■ **Short task**
All the data should be repeated exactly. Any image in it is left out.

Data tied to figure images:

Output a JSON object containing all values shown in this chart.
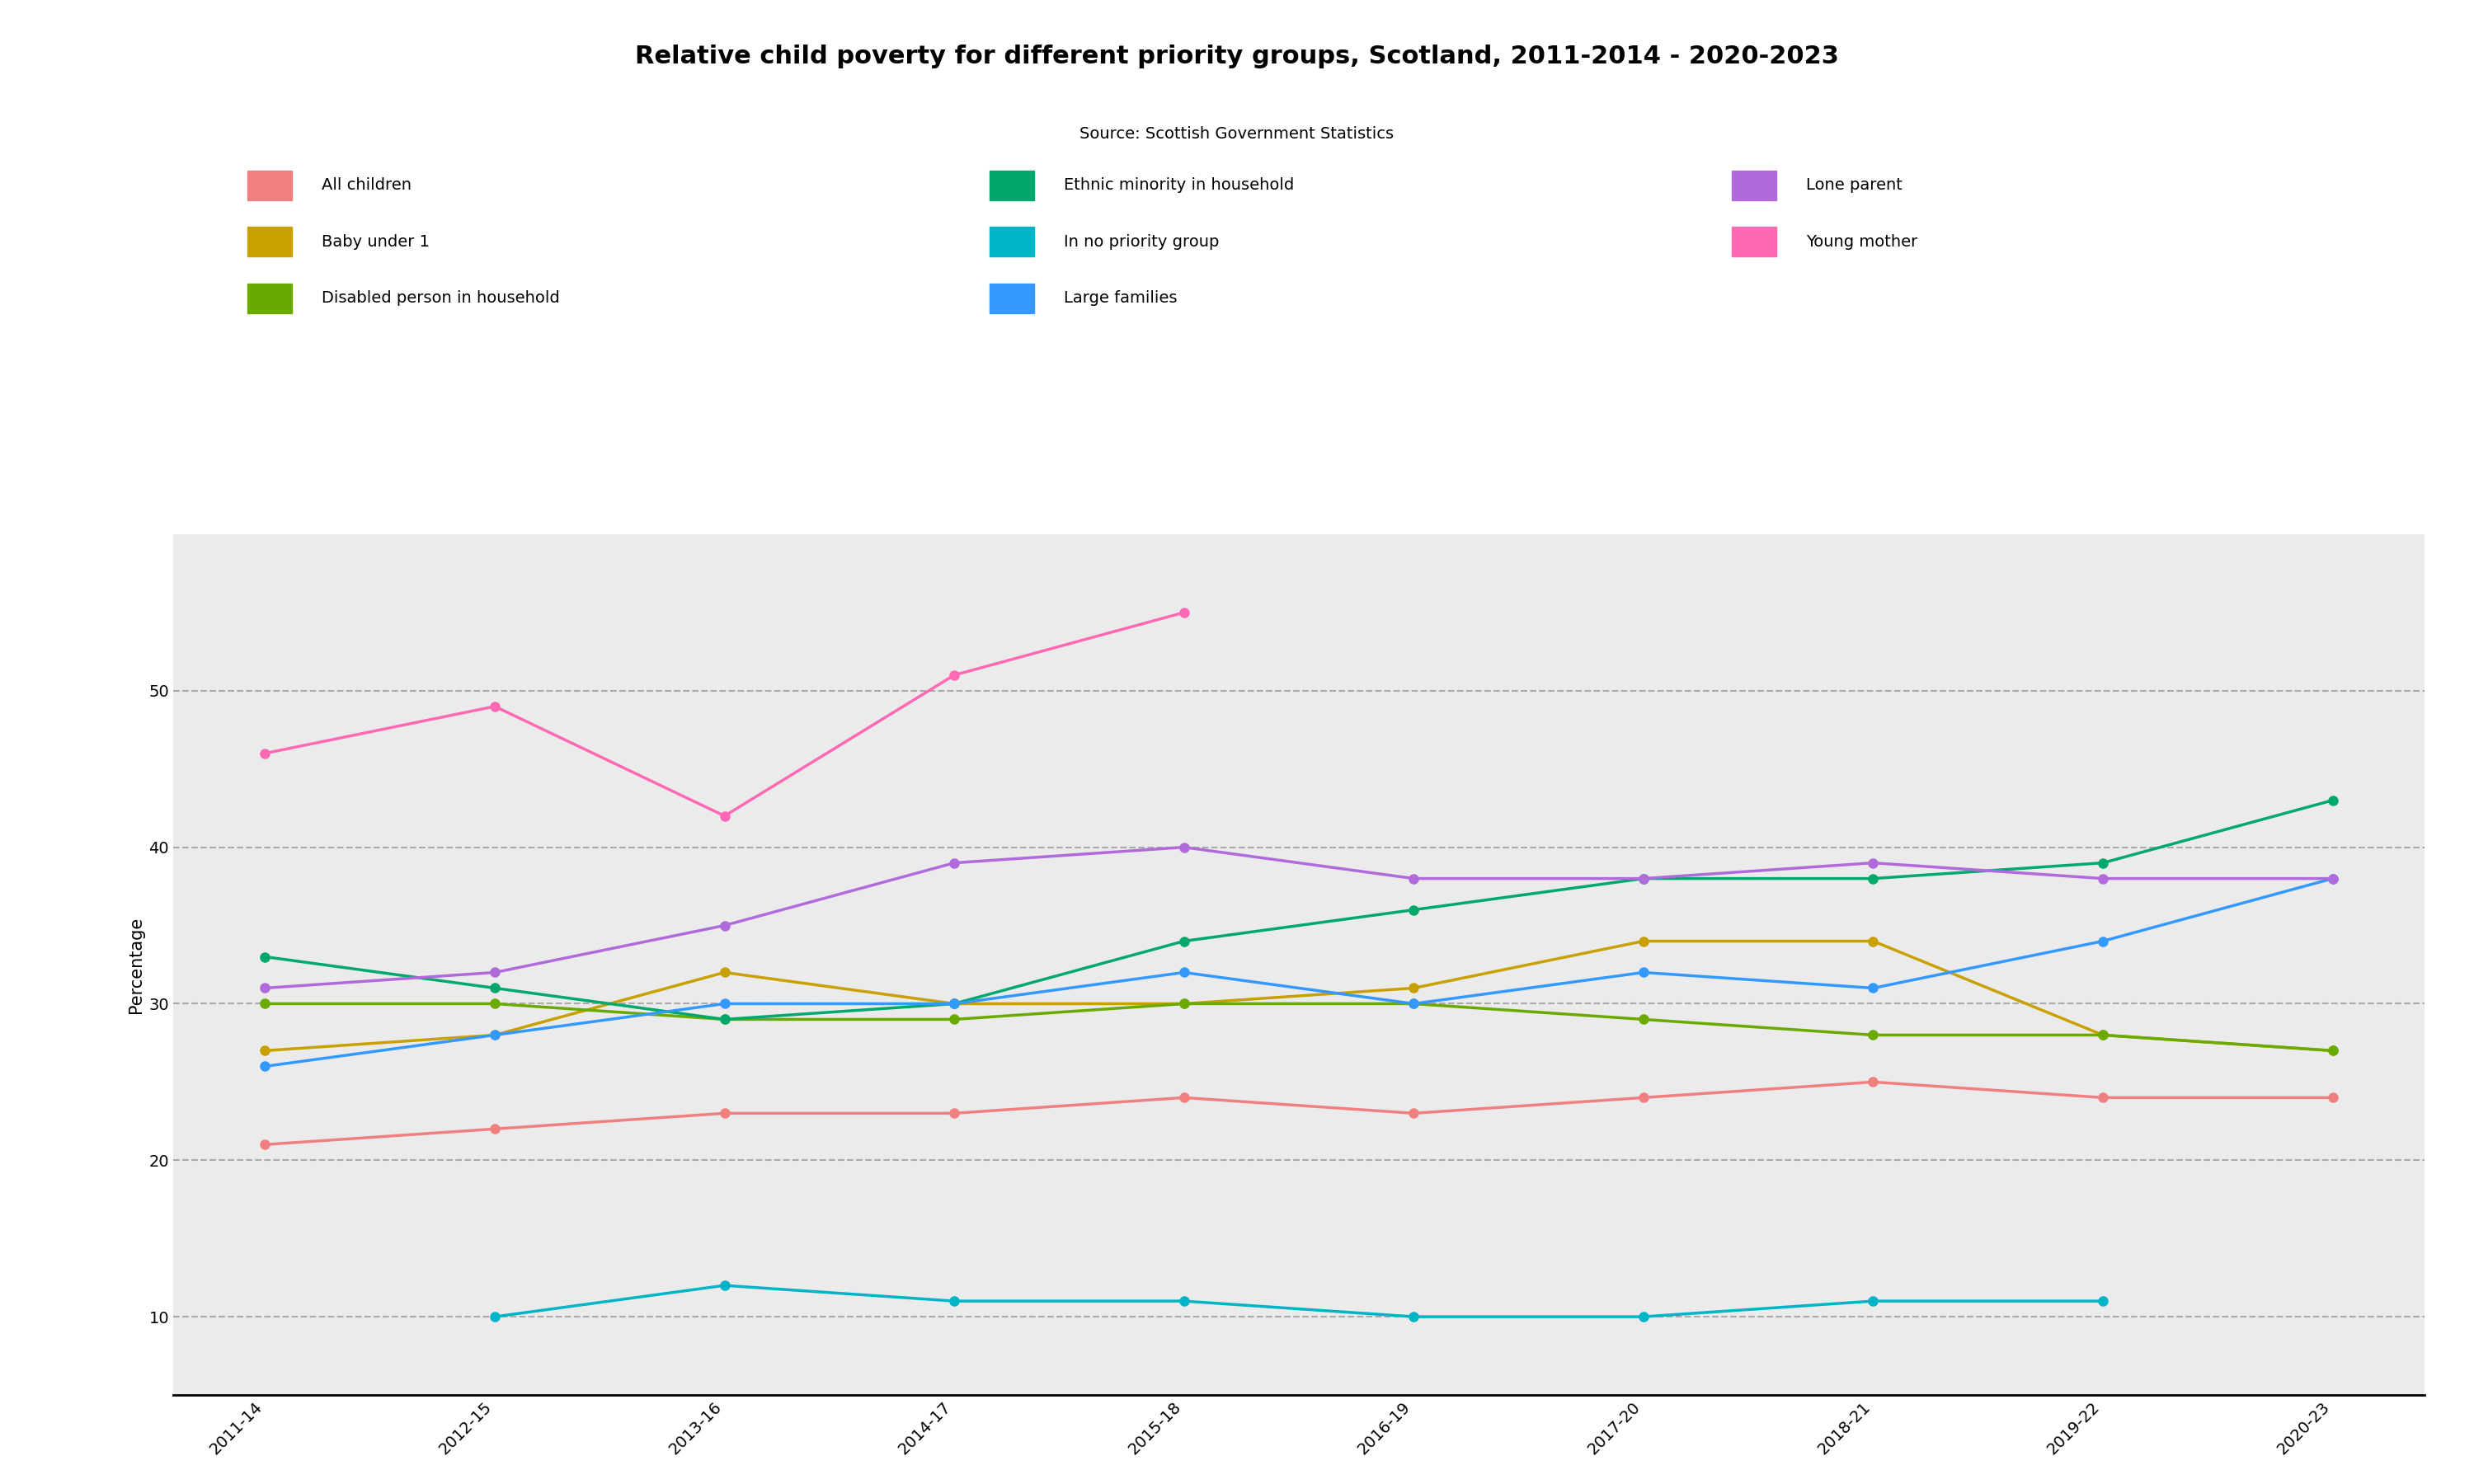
{
  "title": "Relative child poverty for different priority groups, Scotland, 2011-2014 - 2020-2023",
  "subtitle": "Source: Scottish Government Statistics",
  "ylabel": "Percentage",
  "x_labels": [
    "2011-14",
    "2012-15",
    "2013-16",
    "2014-17",
    "2015-18",
    "2016-19",
    "2017-20",
    "2018-21",
    "2019-22",
    "2020-23"
  ],
  "ylim": [
    5,
    60
  ],
  "yticks": [
    10,
    20,
    30,
    40,
    50
  ],
  "background_color": "#ebebeb",
  "series": [
    {
      "name": "All children",
      "color": "#f08080",
      "values": [
        21,
        22,
        23,
        23,
        24,
        23,
        24,
        25,
        24,
        24
      ]
    },
    {
      "name": "Baby under 1",
      "color": "#c8a000",
      "values": [
        27,
        28,
        32,
        30,
        30,
        31,
        34,
        34,
        28,
        27
      ]
    },
    {
      "name": "Disabled person in household",
      "color": "#6aaa00",
      "values": [
        30,
        30,
        29,
        29,
        30,
        30,
        29,
        28,
        28,
        27
      ]
    },
    {
      "name": "Ethnic minority in household",
      "color": "#00a86b",
      "values": [
        33,
        31,
        29,
        30,
        34,
        36,
        38,
        38,
        39,
        43
      ]
    },
    {
      "name": "In no priority group",
      "color": "#00b4c8",
      "values": [
        null,
        10,
        12,
        11,
        11,
        10,
        10,
        11,
        11,
        null
      ]
    },
    {
      "name": "Large families",
      "color": "#3399ff",
      "values": [
        26,
        28,
        30,
        30,
        32,
        30,
        32,
        31,
        34,
        38
      ]
    },
    {
      "name": "Lone parent",
      "color": "#b06adc",
      "values": [
        31,
        32,
        35,
        39,
        40,
        38,
        38,
        39,
        38,
        38
      ]
    },
    {
      "name": "Young mother",
      "color": "#ff69b4",
      "values": [
        46,
        49,
        42,
        51,
        55,
        null,
        null,
        null,
        null,
        null
      ]
    }
  ],
  "legend_row1": [
    "All children",
    "Ethnic minority in household",
    "Lone parent"
  ],
  "legend_row2": [
    "Baby under 1",
    "In no priority group",
    "Young mother"
  ],
  "legend_row3": [
    "Disabled person in household",
    "Large families"
  ],
  "title_fontsize": 22,
  "subtitle_fontsize": 14,
  "label_fontsize": 15,
  "tick_fontsize": 14,
  "legend_fontsize": 14,
  "linewidth": 2.5,
  "markersize": 8
}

■ **Answer in full**
Output a JSON object containing all values shown in this chart.
{
  "title": "Relative child poverty for different priority groups, Scotland, 2011-2014 - 2020-2023",
  "subtitle": "Source: Scottish Government Statistics",
  "ylabel": "Percentage",
  "x_labels": [
    "2011-14",
    "2012-15",
    "2013-16",
    "2014-17",
    "2015-18",
    "2016-19",
    "2017-20",
    "2018-21",
    "2019-22",
    "2020-23"
  ],
  "ylim": [
    5,
    60
  ],
  "yticks": [
    10,
    20,
    30,
    40,
    50
  ],
  "background_color": "#ebebeb",
  "series": [
    {
      "name": "All children",
      "color": "#f08080",
      "values": [
        21,
        22,
        23,
        23,
        24,
        23,
        24,
        25,
        24,
        24
      ]
    },
    {
      "name": "Baby under 1",
      "color": "#c8a000",
      "values": [
        27,
        28,
        32,
        30,
        30,
        31,
        34,
        34,
        28,
        27
      ]
    },
    {
      "name": "Disabled person in household",
      "color": "#6aaa00",
      "values": [
        30,
        30,
        29,
        29,
        30,
        30,
        29,
        28,
        28,
        27
      ]
    },
    {
      "name": "Ethnic minority in household",
      "color": "#00a86b",
      "values": [
        33,
        31,
        29,
        30,
        34,
        36,
        38,
        38,
        39,
        43
      ]
    },
    {
      "name": "In no priority group",
      "color": "#00b4c8",
      "values": [
        null,
        10,
        12,
        11,
        11,
        10,
        10,
        11,
        11,
        null
      ]
    },
    {
      "name": "Large families",
      "color": "#3399ff",
      "values": [
        26,
        28,
        30,
        30,
        32,
        30,
        32,
        31,
        34,
        38
      ]
    },
    {
      "name": "Lone parent",
      "color": "#b06adc",
      "values": [
        31,
        32,
        35,
        39,
        40,
        38,
        38,
        39,
        38,
        38
      ]
    },
    {
      "name": "Young mother",
      "color": "#ff69b4",
      "values": [
        46,
        49,
        42,
        51,
        55,
        null,
        null,
        null,
        null,
        null
      ]
    }
  ],
  "legend_row1": [
    "All children",
    "Ethnic minority in household",
    "Lone parent"
  ],
  "legend_row2": [
    "Baby under 1",
    "In no priority group",
    "Young mother"
  ],
  "legend_row3": [
    "Disabled person in household",
    "Large families"
  ],
  "title_fontsize": 22,
  "subtitle_fontsize": 14,
  "label_fontsize": 15,
  "tick_fontsize": 14,
  "legend_fontsize": 14,
  "linewidth": 2.5,
  "markersize": 8
}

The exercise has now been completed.